WHAT IS NEEDED: Output the data that follows exactly, line for line.

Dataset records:
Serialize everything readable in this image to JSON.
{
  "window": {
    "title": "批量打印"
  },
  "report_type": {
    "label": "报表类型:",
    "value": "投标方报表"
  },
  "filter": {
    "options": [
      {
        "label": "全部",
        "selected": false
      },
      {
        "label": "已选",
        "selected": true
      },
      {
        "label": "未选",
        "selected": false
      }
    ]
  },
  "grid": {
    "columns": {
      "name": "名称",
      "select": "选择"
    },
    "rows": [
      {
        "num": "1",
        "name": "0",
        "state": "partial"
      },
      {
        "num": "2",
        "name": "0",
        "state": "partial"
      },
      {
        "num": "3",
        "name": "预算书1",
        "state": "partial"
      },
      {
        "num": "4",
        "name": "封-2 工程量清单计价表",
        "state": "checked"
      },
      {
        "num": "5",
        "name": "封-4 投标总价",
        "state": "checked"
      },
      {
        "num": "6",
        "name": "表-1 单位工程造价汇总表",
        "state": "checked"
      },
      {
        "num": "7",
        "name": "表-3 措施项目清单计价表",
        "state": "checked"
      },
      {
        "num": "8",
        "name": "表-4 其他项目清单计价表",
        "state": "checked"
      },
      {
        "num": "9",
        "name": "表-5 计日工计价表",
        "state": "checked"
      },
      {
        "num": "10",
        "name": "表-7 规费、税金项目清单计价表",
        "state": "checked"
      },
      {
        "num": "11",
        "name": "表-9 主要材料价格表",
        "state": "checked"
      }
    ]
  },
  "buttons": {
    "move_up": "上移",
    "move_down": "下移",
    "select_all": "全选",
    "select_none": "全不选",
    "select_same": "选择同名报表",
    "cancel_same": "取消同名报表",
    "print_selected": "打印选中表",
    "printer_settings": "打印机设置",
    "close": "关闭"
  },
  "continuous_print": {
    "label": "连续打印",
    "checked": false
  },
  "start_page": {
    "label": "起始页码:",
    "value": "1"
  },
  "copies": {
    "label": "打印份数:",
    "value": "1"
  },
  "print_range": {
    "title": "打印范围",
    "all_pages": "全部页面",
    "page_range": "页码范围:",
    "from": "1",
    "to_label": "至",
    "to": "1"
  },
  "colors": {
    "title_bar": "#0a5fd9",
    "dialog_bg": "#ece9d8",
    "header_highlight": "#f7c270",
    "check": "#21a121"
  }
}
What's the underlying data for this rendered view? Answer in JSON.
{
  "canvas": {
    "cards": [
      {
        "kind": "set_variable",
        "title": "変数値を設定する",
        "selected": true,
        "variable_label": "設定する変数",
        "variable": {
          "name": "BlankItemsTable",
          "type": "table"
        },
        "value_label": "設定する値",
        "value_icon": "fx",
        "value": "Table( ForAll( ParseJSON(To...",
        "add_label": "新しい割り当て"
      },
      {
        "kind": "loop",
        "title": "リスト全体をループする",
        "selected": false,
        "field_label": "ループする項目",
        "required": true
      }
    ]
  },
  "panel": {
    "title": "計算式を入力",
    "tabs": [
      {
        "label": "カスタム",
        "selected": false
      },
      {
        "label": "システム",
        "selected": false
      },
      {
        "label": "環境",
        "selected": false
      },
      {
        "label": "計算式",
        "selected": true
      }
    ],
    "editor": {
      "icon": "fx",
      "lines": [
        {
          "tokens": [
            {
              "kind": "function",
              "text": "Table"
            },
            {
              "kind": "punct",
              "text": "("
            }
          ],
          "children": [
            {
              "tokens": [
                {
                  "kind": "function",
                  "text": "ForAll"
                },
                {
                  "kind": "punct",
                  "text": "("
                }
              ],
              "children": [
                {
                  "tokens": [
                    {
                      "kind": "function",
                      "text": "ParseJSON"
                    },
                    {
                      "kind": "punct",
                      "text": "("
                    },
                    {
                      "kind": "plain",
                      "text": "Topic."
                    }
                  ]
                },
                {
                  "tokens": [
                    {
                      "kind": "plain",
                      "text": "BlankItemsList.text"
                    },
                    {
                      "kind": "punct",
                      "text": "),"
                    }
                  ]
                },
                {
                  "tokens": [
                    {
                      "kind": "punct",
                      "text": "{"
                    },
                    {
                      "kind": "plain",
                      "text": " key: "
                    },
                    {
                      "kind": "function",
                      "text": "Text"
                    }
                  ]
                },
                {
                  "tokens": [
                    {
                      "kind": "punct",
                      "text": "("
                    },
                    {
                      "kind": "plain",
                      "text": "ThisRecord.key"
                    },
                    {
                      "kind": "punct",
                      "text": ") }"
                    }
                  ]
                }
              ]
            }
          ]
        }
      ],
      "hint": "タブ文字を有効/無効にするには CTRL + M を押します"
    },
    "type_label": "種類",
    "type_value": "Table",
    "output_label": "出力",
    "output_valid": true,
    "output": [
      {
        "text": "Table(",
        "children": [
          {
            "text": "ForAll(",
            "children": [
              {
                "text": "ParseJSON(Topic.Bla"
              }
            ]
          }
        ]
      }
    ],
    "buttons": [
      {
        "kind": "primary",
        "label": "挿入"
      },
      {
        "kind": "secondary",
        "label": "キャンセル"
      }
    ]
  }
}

ANSWER TO THIS PROBLEM:
Serialize everything readable in this image to JSON.
{
  "window": {
    "title": "批量打印"
  },
  "report_type": {
    "label": "报表类型:",
    "value": "投标方报表"
  },
  "filter": {
    "options": [
      {
        "label": "全部",
        "selected": false
      },
      {
        "label": "已选",
        "selected": true
      },
      {
        "label": "未选",
        "selected": false
      }
    ]
  },
  "grid": {
    "columns": {
      "name": "名称",
      "select": "选择"
    },
    "rows": [
      {
        "num": "1",
        "name": "0",
        "state": "partial"
      },
      {
        "num": "2",
        "name": "0",
        "state": "partial"
      },
      {
        "num": "3",
        "name": "预算书1",
        "state": "partial"
      },
      {
        "num": "4",
        "name": "封-2 工程量清单计价表",
        "state": "checked"
      },
      {
        "num": "5",
        "name": "封-4 投标总价",
        "state": "checked"
      },
      {
        "num": "6",
        "name": "表-1 单位工程造价汇总表",
        "state": "checked"
      },
      {
        "num": "7",
        "name": "表-3 措施项目清单计价表",
        "state": "checked"
      },
      {
        "num": "8",
        "name": "表-4 其他项目清单计价表",
        "state": "checked"
      },
      {
        "num": "9",
        "name": "表-5 计日工计价表",
        "state": "checked"
      },
      {
        "num": "10",
        "name": "表-7 规费、税金项目清单计价表",
        "state": "checked"
      },
      {
        "num": "11",
        "name": "表-9 主要材料价格表",
        "state": "checked"
      }
    ]
  },
  "buttons": {
    "move_up": "上移",
    "move_down": "下移",
    "select_all": "全选",
    "select_none": "全不选",
    "select_same": "选择同名报表",
    "cancel_same": "取消同名报表",
    "print_selected": "打印选中表",
    "printer_settings": "打印机设置",
    "close": "关闭"
  },
  "continuous_print": {
    "label": "连续打印",
    "checked": false
  },
  "start_page": {
    "label": "起始页码:",
    "value": "1"
  },
  "copies": {
    "label": "打印份数:",
    "value": "1"
  },
  "print_range": {
    "title": "打印范围",
    "all_pages": "全部页面",
    "page_range": "页码范围:",
    "from": "1",
    "to_label": "至",
    "to": "1"
  },
  "colors": {
    "title_bar": "#0a5fd9",
    "dialog_bg": "#ece9d8",
    "header_highlight": "#f7c270",
    "check": "#21a121"
  }
}
What's the underlying data for this rendered view? Answer in JSON.
{
  "canvas": {
    "cards": [
      {
        "kind": "set_variable",
        "title": "変数値を設定する",
        "selected": true,
        "variable_label": "設定する変数",
        "variable": {
          "name": "BlankItemsTable",
          "type": "table"
        },
        "value_label": "設定する値",
        "value_icon": "fx",
        "value": "Table( ForAll( ParseJSON(To...",
        "add_label": "新しい割り当て"
      },
      {
        "kind": "loop",
        "title": "リスト全体をループする",
        "selected": false,
        "field_label": "ループする項目",
        "required": true
      }
    ]
  },
  "panel": {
    "title": "計算式を入力",
    "tabs": [
      {
        "label": "カスタム",
        "selected": false
      },
      {
        "label": "システム",
        "selected": false
      },
      {
        "label": "環境",
        "selected": false
      },
      {
        "label": "計算式",
        "selected": true
      }
    ],
    "editor": {
      "icon": "fx",
      "lines": [
        {
          "tokens": [
            {
              "kind": "function",
              "text": "Table"
            },
            {
              "kind": "punct",
              "text": "("
            }
          ],
          "children": [
            {
              "tokens": [
                {
                  "kind": "function",
                  "text": "ForAll"
                },
                {
                  "kind": "punct",
                  "text": "("
                }
              ],
              "children": [
                {
                  "tokens": [
                    {
                      "kind": "function",
                      "text": "ParseJSON"
                    },
                    {
                      "kind": "punct",
                      "text": "("
                    },
                    {
                      "kind": "plain",
                      "text": "Topic."
                    }
                  ]
                },
                {
                  "tokens": [
                    {
                      "kind": "plain",
                      "text": "BlankItemsList.text"
                    },
                    {
                      "kind": "punct",
                      "text": "),"
                    }
                  ]
                },
                {
                  "tokens": [
                    {
                      "kind": "punct",
                      "text": "{"
                    },
                    {
                      "kind": "plain",
                      "text": " key: "
                    },
                    {
                      "kind": "function",
                      "text": "Text"
                    }
                  ]
                },
                {
                  "tokens": [
                    {
                      "kind": "punct",
                      "text": "("
                    },
                    {
                      "kind": "plain",
                      "text": "ThisRecord.key"
                    },
                    {
                      "kind": "punct",
                      "text": ") }"
                    }
                  ]
                }
              ]
            }
          ]
        }
      ],
      "hint": "タブ文字を有効/無効にするには CTRL + M を押します"
    },
    "type_label": "種類",
    "type_value": "Table",
    "output_label": "出力",
    "output_valid": true,
    "output": [
      {
        "text": "Table(",
        "children": [
          {
            "text": "ForAll(",
            "children": [
              {
                "text": "ParseJSON(Topic.Bla"
              }
            ]
          }
        ]
      }
    ],
    "buttons": [
      {
        "kind": "primary",
        "label": "挿入"
      },
      {
        "kind": "secondary",
        "label": "キャンセル"
      }
    ]
  }
}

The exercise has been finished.